Extracted text:
I was talking to Marty again recently about his anti-Java stance, and we were trying to think of ways in which different languages could be rated.

This of course reminded me to go back and check out Doug Bagley’s Great Language Shootout, which compares multiple languages’ speed and memory usage for doing the same task.

I’d previously helped optimise some of the Perl solutions, and last night I noticed that there were a few new tests from when I last looked at it. In partiuclar the results for the Matrix Multiplication test seemed slightly strange: Perl was much further down the list that I’d have expected.

The meat of the code seemed to be the function mmult:

1
2
3
4
5
6
7
8
9
10
11
12
13
14
15
16
17
18

sub mmult {
    my ($rows, $cols, $m1, $m2) = @_;
    my @m3 = ();
    --$rows; --$cols;
    for my $i (0 .. $rows) {
        my @row = ();
        my $m1i = $m1->[$i];
        for my $j (0 .. $cols) {
            my $val = 0;
            for my $k (0 .. $cols) {
                $val += $m1i->[$k] * $m2->[$k]->[$j];
            }
            push(@row, $val);
        }
        push(@m3, \@row);
    }
    return(\@m3);
}

I played around for a while, and got about a 50% speedup with quite a nasty nested map approach:

1
2
3
4
5
6
7
8
9
10
11
12
13

sub mmult2 {
  my ($rows, $cols, $m1, $m2) = @_;
  --$rows; --$cols;
  my @m3 = ();
  for (0 .. $rows) {
    my $i = $_;
    push @m3, [ map {
      my $j = $_;
      sum map $m1->[$i]->[$_] * $m2->[$_]->[$j], 0..$cols;
    } 0 .. $cols ]
  }
  return \@m3;
}

I tried various approaches to turn the outer for() into a map as well, but my brain started hurting too much as it all got very messy.

Study questions:
• A. Update the blog post on Perl matrix multiplication from "This of course" through "the same task.", replacing "check out" with "look at".
• B. Translate this sentence from the blog post on Perl matrix multiplication into Spanish: "I was talking to Marty again recently about his anti-Java stance, and we were trying to think of ways in which different languages could be rated."
• C. Proceed with the blog post on Perl matrix multiplication, picking up right after its final sentence.
The records were taken from a separate source.

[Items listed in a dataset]
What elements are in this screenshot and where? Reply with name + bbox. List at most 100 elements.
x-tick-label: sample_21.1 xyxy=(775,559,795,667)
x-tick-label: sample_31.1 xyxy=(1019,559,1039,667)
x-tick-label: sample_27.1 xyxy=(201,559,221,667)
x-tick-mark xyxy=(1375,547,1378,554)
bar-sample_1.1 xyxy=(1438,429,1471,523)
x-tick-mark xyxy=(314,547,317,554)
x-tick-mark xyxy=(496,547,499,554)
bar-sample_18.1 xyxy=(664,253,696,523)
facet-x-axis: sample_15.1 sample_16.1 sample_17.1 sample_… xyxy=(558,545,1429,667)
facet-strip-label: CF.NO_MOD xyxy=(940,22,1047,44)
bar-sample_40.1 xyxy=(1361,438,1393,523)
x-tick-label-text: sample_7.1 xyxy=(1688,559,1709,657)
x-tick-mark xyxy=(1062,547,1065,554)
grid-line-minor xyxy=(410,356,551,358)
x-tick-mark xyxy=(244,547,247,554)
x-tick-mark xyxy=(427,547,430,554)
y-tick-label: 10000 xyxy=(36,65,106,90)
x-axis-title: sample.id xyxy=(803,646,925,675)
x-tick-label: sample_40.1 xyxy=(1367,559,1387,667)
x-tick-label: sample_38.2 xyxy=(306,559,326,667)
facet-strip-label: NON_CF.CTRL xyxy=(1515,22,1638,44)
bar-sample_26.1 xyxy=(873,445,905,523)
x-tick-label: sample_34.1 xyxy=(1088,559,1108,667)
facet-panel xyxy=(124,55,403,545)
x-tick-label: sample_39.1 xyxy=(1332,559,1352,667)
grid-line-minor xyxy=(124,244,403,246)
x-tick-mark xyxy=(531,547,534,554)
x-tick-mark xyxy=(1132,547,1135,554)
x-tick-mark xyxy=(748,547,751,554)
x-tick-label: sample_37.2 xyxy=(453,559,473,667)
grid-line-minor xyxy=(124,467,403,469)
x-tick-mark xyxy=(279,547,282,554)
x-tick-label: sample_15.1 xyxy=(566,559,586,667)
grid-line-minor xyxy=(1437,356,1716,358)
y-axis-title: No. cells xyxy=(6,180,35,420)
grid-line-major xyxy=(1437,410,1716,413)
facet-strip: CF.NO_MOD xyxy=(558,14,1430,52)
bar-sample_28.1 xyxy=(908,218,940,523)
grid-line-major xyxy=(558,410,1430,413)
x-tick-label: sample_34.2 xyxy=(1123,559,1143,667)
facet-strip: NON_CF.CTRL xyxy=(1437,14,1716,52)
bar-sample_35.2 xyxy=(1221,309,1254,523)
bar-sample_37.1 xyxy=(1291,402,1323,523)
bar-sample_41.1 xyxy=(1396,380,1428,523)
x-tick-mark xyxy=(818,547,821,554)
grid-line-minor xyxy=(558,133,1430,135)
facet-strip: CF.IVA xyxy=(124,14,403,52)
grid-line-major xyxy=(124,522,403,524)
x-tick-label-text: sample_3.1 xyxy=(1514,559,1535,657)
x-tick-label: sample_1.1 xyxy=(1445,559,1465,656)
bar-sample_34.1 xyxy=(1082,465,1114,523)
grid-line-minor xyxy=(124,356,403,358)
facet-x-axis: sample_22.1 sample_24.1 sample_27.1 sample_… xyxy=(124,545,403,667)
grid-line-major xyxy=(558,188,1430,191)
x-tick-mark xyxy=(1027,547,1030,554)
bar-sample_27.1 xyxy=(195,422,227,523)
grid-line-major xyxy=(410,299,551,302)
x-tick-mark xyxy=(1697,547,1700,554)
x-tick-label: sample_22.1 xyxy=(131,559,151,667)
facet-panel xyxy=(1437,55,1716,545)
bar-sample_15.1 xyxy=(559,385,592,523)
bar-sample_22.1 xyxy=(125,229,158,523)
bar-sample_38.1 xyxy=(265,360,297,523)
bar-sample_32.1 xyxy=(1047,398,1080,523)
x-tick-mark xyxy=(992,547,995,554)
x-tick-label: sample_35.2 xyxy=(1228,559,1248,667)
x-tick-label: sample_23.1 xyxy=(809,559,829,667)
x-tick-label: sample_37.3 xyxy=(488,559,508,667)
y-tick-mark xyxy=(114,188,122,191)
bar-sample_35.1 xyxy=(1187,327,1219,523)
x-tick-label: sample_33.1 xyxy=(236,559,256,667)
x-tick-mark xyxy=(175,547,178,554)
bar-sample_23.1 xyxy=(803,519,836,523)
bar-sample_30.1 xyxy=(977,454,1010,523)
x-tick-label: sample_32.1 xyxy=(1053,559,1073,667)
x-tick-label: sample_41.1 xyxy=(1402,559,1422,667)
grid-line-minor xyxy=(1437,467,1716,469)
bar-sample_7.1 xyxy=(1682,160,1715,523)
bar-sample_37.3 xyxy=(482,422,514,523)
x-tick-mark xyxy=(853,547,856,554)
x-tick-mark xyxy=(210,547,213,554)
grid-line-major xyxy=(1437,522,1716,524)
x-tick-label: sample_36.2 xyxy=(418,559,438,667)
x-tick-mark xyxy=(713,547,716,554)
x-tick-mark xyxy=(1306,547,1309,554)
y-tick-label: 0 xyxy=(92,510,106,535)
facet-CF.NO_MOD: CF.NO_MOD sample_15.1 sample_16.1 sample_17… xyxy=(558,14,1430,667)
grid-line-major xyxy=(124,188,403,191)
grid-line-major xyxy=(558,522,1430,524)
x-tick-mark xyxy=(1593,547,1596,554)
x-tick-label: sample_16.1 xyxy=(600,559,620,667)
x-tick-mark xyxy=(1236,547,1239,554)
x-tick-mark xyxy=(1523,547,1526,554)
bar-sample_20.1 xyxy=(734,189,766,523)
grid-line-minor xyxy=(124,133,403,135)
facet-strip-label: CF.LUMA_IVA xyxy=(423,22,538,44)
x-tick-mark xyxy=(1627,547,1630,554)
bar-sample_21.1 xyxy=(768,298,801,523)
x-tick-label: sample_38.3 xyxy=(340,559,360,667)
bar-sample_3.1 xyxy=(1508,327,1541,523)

Exercise results:
• A.
This of course reminded me to go back and look at Doug Bagley’s Great Language Shootout, which compares multiple languages’ speed and memory usage for doing the same task.

• B. Hace poco volví a hablar con Marty sobre su postura contra Java, y tratábamos de pensar en maneras de calificar los distintos lenguajes.

• C.
And then I noticed that we were pushing to @m3 each time around a loop that counted from 0, and realised it would probably be much more efficient to just assign directly each time. So I replaced the push @m3, ... with $m3[$i] = ... , and performance shot up.

So I rolled back all the other changes I’d made, and just applied this straight through:

1
2
3
4
5
6
7
8
9
10
11

sub mmult3 {
  my ($rows, $cols, $m1, $m2) = @_;
  my $m3 = [];
  --$rows; --$cols;
  for my $i (0 .. $rows) {
    for my $j (0 .. $cols) {
      $m3->[$i][$j] += $m1->[$i][$_] * $m2->[$_][$j] for 0..$cols;
    }
  }
  return $m3;
}

I think this version is much neater, more idiomatic Perl, and also more understandable and maintainable than not just my optimised one, but the original as well. And it’s 3 times faster.

Optimising for speed doesn’t always mean trading off maintainability. Usually finding a better approach gets better results that micro-optimisations, and can end up producing an all-round better solution, not just a faster one.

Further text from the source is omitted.